■ **WHAT YOU WILL DO**
1. In the passage on dietary GSPs and lung tumor xenografts, on which day after tumor cell implantation was the experiment terminated?
2. Write the next part of the passage on dietary GSPs and lung tumor xenografts, starting after its final sentence.

■ **SELECTED EXTRACT**
Dietary GSPs inhibit the growth of lung tumor xenografts in athymic nude mice when the GSPs are provided in the diet before implantation of the lung tumor cells. As we have found that treatment of NSCLC cells with GSPs inhibited the growth or proliferation of these cells in vitro, we sought to determine whether dietary administration of GSPs inhibits the growth of NSCLC tumor cells in vivo. Two NSCLC cell lines, A549 (adenocarcinoma) and H1299 (large cell carcinoma), were used in these experiments. In this experiment, the cells were grown as xenografts in nude mice that had been fed a diet supplemented with GSPs for at least 10 days before injection of the tumor cells. The mice were provided the AIN76A control diet alone or the same diet supplemented with three different doses of GSPs (0.1%, 0.2%, or 0.5%, w/w). The average body weights of the GSP-treated and control mice were comparable throughout the duration of the experiment (Fig. 2A). Similarly, there were no significant differences in the daily consumption of diet and drinking water by the mice among the different groups (data not shown) and the mice that were given GSPs in their diet did not exhibit any physical sign of toxicity. These data provide an indication that administration of GSPs in the diet at the concentrations used in these studies is not associated with gross toxicity.
Periodic measurement of the tumor volume indicated that the average tumor growth in terms of total tumor volume per mouse was higher in the non-GSP-treated mice than the GSP-treated groups. As can be seen in Fig. 2B, in mice that received GSPs at the doses of 0.1%, 0.2%, and 0.5% in their diet, the tumor volume at the termination of the experiment was 25%, 56% (P < 0.01), and 76% (P < 0.001) less, respectively, for A549 tumor xenografts (Fig. 2B, left). A similar inhibitory effect of dietary GSPs on the growth of H1299 tumor xenograft was also observed and this inhibition was dose-dependent (30-70%; P < 0.01-0.001; Fig. 2B, right).
The experiment was terminated on the 58th day after tumor cell implantation when the mice were sacrificed, the tumors were harvested, and the wet weight of the tumor per mouse in each treatment group was recorded. As shown in Fig. 2C (left), the wet weight of the A549 xenograft tumor per mouse was significantly lower in the mice administered GSPs than in the mice that did not receive GSPs in diet. The wet weight of the A549 tumors was 37% lower (P < 0.01) in mice administered 0.2% GSPs in the diet and 60% lower (P < 0.001) in mice administered 0.5% GSPs in the diet. Administration of GSPs at the same concentrations also resulted in reduction in the wet weight of the H1299 tumor xenografts. The wet weight of the H1299 tumors was 10% lower (not significant), 33% lower (P < 0.05), and 52% lower (P < 0.01) in mice administered 0.1%, 0.2%, and 0.5% GSPs, respectively, in the diet than in the mice fed the control diet. Thus, administration of GSPs in the diet, particularly at the doses of 0.2% and 0.5%, resulted in reduced growth of both A549 and H1299 lung cancer xenografts.

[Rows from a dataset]

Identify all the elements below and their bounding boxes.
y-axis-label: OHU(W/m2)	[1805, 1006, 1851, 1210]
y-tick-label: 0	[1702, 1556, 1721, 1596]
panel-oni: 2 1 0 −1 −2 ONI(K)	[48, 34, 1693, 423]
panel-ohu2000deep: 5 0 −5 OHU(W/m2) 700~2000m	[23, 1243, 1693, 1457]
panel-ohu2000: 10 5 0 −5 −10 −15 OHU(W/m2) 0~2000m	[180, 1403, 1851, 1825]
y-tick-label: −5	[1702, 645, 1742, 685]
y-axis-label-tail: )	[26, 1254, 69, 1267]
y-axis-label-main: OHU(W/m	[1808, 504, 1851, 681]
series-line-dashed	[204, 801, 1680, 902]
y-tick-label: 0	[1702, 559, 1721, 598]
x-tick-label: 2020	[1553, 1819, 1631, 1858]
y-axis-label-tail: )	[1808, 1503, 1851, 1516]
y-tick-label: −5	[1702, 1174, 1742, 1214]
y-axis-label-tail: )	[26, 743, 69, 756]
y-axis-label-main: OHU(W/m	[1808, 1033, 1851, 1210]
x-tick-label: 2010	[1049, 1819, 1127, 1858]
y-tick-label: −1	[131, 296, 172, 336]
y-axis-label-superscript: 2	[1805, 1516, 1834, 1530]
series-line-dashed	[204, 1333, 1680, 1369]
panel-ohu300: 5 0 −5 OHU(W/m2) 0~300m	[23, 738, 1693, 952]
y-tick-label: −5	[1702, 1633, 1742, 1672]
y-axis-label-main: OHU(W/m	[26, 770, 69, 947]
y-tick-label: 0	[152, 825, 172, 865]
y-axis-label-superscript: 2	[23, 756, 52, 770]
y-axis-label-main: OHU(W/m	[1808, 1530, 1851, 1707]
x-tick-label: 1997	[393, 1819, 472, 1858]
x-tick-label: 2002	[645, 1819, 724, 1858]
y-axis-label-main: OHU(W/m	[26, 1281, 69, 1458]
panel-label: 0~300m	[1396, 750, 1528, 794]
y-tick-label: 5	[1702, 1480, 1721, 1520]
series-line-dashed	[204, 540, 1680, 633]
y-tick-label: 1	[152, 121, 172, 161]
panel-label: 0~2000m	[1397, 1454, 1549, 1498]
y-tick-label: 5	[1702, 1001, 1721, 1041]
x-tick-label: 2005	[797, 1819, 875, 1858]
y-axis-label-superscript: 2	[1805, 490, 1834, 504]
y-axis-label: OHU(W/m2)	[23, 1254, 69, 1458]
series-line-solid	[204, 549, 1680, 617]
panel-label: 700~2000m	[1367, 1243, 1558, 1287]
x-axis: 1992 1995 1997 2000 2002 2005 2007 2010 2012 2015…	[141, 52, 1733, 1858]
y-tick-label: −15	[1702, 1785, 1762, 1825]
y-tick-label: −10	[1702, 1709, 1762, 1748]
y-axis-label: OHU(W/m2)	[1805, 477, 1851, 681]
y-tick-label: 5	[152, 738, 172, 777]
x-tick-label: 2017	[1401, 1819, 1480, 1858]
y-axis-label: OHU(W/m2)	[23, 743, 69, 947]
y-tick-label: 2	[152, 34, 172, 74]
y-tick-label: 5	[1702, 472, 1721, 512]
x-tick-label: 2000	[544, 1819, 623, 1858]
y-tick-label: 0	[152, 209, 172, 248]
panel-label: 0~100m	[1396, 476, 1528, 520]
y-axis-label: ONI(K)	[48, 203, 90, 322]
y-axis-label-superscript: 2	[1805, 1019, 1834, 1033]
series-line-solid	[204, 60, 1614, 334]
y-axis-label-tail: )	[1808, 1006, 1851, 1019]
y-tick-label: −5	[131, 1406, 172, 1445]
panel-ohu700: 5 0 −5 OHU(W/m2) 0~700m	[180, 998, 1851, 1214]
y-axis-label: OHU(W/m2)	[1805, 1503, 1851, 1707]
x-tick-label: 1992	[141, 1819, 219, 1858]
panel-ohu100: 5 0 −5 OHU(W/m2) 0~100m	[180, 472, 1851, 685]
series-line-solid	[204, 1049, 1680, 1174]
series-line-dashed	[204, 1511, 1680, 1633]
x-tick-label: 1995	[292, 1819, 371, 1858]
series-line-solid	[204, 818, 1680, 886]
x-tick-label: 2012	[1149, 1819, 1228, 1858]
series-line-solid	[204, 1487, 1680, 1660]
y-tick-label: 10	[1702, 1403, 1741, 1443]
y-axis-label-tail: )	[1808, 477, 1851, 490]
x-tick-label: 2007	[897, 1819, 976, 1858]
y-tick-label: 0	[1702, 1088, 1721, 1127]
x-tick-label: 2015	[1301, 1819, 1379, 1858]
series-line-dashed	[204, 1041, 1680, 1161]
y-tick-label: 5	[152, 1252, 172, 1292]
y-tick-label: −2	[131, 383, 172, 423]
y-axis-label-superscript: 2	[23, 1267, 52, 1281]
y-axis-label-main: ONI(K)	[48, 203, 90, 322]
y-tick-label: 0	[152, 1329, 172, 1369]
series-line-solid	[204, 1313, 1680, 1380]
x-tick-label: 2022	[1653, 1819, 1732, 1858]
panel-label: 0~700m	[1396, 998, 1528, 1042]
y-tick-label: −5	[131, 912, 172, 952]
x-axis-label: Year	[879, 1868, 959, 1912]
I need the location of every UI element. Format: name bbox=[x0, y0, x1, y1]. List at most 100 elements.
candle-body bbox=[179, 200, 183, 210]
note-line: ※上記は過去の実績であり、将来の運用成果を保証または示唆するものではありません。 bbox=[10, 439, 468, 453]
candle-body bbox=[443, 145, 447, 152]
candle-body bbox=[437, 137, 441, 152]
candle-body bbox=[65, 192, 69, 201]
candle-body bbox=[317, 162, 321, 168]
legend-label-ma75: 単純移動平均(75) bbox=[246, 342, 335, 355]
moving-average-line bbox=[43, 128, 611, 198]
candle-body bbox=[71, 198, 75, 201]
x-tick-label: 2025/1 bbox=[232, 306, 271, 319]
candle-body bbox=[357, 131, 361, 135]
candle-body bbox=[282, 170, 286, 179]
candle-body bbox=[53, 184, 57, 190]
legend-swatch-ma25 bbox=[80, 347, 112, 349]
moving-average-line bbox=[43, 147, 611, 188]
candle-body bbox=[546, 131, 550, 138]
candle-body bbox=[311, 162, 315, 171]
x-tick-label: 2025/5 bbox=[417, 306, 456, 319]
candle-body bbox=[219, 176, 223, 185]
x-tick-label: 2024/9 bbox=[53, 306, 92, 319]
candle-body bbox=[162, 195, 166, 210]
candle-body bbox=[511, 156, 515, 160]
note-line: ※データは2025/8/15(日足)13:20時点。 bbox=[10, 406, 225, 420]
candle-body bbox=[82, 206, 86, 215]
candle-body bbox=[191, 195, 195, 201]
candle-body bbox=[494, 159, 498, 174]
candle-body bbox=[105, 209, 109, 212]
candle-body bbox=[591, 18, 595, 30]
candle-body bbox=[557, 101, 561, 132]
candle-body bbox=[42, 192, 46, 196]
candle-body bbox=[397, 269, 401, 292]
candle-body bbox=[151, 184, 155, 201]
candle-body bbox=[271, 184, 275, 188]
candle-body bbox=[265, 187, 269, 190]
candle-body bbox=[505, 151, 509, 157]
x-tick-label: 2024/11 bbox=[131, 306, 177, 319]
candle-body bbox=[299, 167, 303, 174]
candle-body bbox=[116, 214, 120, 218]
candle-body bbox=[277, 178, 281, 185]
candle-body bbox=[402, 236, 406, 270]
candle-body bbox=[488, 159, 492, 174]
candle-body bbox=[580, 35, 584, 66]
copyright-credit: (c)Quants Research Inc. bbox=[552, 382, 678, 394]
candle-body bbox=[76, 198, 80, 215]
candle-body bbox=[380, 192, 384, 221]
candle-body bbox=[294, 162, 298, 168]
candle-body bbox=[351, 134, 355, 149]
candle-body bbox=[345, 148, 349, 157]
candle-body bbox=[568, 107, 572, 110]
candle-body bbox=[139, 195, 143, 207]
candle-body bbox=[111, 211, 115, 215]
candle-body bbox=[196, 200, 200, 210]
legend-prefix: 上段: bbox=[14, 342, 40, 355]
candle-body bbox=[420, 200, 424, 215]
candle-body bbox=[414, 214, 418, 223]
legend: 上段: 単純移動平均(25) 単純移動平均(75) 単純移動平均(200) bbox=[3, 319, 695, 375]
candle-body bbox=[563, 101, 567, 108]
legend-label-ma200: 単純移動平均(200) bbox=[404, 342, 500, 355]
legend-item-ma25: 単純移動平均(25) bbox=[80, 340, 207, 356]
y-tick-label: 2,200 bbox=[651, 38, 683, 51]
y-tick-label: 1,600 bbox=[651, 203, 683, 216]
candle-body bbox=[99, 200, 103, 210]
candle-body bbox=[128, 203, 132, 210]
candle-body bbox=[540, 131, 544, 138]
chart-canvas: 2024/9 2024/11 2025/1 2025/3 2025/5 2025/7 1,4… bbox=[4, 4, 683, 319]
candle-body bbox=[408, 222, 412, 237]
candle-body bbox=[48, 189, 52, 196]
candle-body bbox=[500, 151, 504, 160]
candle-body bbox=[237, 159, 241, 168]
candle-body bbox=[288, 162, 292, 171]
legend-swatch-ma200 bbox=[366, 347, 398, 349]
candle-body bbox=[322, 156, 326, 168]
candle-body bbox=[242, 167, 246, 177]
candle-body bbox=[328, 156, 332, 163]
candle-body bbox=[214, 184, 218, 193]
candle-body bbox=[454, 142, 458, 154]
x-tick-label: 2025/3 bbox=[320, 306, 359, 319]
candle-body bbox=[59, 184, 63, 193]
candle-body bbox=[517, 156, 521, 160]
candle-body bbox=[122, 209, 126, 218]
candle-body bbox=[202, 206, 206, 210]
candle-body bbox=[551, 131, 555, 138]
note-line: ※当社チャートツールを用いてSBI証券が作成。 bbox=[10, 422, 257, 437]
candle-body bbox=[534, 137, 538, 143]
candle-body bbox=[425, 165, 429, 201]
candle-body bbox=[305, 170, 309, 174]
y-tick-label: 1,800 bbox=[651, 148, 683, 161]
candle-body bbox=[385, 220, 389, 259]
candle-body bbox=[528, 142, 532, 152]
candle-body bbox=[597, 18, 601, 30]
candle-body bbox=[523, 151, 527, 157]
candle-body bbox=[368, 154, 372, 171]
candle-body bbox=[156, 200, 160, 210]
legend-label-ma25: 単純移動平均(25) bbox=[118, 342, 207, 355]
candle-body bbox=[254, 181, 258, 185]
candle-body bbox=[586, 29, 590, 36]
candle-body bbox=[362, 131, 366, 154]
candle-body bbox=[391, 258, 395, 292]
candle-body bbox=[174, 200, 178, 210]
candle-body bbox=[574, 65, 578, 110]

■ **YOUR WRITTEN ANSWERS**
1. The 58th day.

2.
Therapeutic effect of dietary GSPs on the growth of lung tumor xenograft. The second in vivo tumor xenograft protocol was designed to evaluate the therapeutic effect of dietary GSPs on established tumors. The dietary treatment of GSPs (0.5%, w/w) was started when tumor size was ∼200 to 250 mm3, on the 29th day after tumor cell implantation (Fig. 3). Although we did not observe any regression in the size of the established tumors after GSPs were provided in the diet, the growth rate of the tumors was slower in the GSP-fed mice compared with the growth rate of the tumors in those mice that were not given GSPs in the diet. At the termination of the experiment on the 58th day after tumor cell implantation, the growth-inhibitory effect of dietary GSPs on tumor xenograft volume was 62% (P < 0.005) in A549 tumors compared with non-GSP-treated mice when the size of the tumors on the 29th and 58th days of the experiment were compared (Fig. 3A). Similar results were obtained for the H1299 xenografts (Fig. 3A, right). A reduction in the tumor wet weight at the termination of the experiment was also found with therapeutic treatment of mice with GSPs resulting in a 43% (P < 0.01) reduction in wet weight of A549 xenograft tumors compared with non-GSP-treated mice, whereas a 38% (P < 0.01) reduction was noted in the case of the H1299 xenograft tumors (Fig. 3B).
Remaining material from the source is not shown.